----- SUPPLIED PASSAGE

The solemnity of the Christian Holy Week is, however, hardly evident in post-1949 China of secular humanism, in spite of the cultural resurgence of its three major philosophies – Confucianism (ru), Buddhism (shi), and Taoism (dao).  Artifacts and sacred sites have taken in of late considerable market values.  The Chinese vaunted aptitude for mathematics has ¥uan coloration.

 

Today, ours is a quietude of the soul as years of conditioning in Christian dramaturgy revives images of Hosanna’s palm fronds to early sunrise religious services singing hymns of joy on the triumph of the empty tomb.  Protestants, inured to the automatic happy ending of Hollywood celluloid in the era of Ike, tend to skip the high point of this weeks paradoxically titled “Good Friday”.

 

Penitent souls and flagellating bodies trek to the top of Mt. Tapuchao this day, as some barren field in Guagua, Pampanga grossly reenact the Roman crucifixion so vividly portrayed in Mel Gibson’s overwrought movie, the Passion of the Christ, turned into a community spectacle in Bavaria’s Oberammergau as it relives every decade since the 1600s the stations of the cross.

----------
----- RECORDS SUPPLIED

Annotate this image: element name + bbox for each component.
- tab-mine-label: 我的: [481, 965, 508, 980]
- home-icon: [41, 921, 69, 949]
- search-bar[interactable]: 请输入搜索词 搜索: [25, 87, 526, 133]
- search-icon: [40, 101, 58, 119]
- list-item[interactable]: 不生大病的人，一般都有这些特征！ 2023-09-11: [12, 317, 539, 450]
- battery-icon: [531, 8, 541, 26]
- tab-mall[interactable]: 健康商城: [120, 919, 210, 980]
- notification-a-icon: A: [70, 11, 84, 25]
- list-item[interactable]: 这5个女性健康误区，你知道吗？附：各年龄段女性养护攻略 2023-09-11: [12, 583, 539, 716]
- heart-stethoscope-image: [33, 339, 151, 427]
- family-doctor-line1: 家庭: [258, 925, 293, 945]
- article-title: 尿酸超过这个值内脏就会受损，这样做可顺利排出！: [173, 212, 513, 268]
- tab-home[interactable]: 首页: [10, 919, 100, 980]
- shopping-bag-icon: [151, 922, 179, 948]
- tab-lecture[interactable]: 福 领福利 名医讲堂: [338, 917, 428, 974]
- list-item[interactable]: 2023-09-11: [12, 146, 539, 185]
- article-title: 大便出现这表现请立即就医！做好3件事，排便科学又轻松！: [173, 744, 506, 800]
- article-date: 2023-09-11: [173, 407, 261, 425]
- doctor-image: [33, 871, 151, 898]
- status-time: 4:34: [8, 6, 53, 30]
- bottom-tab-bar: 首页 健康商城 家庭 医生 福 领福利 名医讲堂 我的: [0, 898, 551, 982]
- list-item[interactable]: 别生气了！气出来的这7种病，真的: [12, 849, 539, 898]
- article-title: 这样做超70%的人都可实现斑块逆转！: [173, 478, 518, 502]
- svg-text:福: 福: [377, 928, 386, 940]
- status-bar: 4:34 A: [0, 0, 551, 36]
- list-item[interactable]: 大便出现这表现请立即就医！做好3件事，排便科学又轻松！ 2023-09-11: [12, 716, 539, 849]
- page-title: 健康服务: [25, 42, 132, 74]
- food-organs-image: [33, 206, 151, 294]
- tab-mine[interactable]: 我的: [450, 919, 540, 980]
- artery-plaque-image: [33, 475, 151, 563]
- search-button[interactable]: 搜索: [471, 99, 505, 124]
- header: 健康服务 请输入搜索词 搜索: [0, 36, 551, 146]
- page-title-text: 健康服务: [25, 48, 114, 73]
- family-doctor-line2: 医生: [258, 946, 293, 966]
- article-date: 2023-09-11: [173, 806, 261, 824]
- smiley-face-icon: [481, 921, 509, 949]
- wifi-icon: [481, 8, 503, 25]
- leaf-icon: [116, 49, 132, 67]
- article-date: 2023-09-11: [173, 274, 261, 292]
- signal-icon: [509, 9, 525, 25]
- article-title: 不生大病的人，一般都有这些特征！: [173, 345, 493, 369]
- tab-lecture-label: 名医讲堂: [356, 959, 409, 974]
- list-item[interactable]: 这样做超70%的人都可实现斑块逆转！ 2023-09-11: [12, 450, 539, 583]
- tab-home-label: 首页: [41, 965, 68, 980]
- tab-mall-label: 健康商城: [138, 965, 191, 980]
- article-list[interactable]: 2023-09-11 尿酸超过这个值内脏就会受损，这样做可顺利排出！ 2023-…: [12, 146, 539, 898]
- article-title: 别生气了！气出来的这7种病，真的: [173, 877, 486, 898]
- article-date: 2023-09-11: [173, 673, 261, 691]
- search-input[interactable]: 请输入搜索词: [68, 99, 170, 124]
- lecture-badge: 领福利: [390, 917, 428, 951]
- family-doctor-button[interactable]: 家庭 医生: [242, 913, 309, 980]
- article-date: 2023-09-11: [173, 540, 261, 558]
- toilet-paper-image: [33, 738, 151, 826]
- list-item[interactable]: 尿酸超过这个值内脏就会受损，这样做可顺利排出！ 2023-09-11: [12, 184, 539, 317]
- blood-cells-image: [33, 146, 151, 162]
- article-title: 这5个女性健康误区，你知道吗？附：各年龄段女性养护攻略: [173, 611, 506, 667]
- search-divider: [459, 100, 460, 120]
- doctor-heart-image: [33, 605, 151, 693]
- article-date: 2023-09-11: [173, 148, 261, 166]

----------

From the Holy Week text, extract the words between "Today, ours is" and "of the cross.", inclusive. The items can be left aside.

• _SOLVED EXERCISE_
Today, ours is a quietude of the soul as years of conditioning in Christian dramaturgy revives images of Hosanna’s palm fronds to early sunrise religious services singing hymns of joy on the triumph of the empty tomb.  Protestants, inured to the automatic happy ending of Hollywood celluloid in the era of Ike, tend to skip the high point of this weeks paradoxically titled “Good Friday”.

 

Penitent souls and flagellating bodies trek to the top of Mt. Tapuchao this day, as some barren field in Guagua, Pampanga grossly reenact the Roman crucifixion so vividly portrayed in Mel Gibson’s overwrought movie, the Passion of the Christ, turned into a community spectacle in Bavaria’s Oberammergau as it relives every decade since the 1600s the stations of the cross.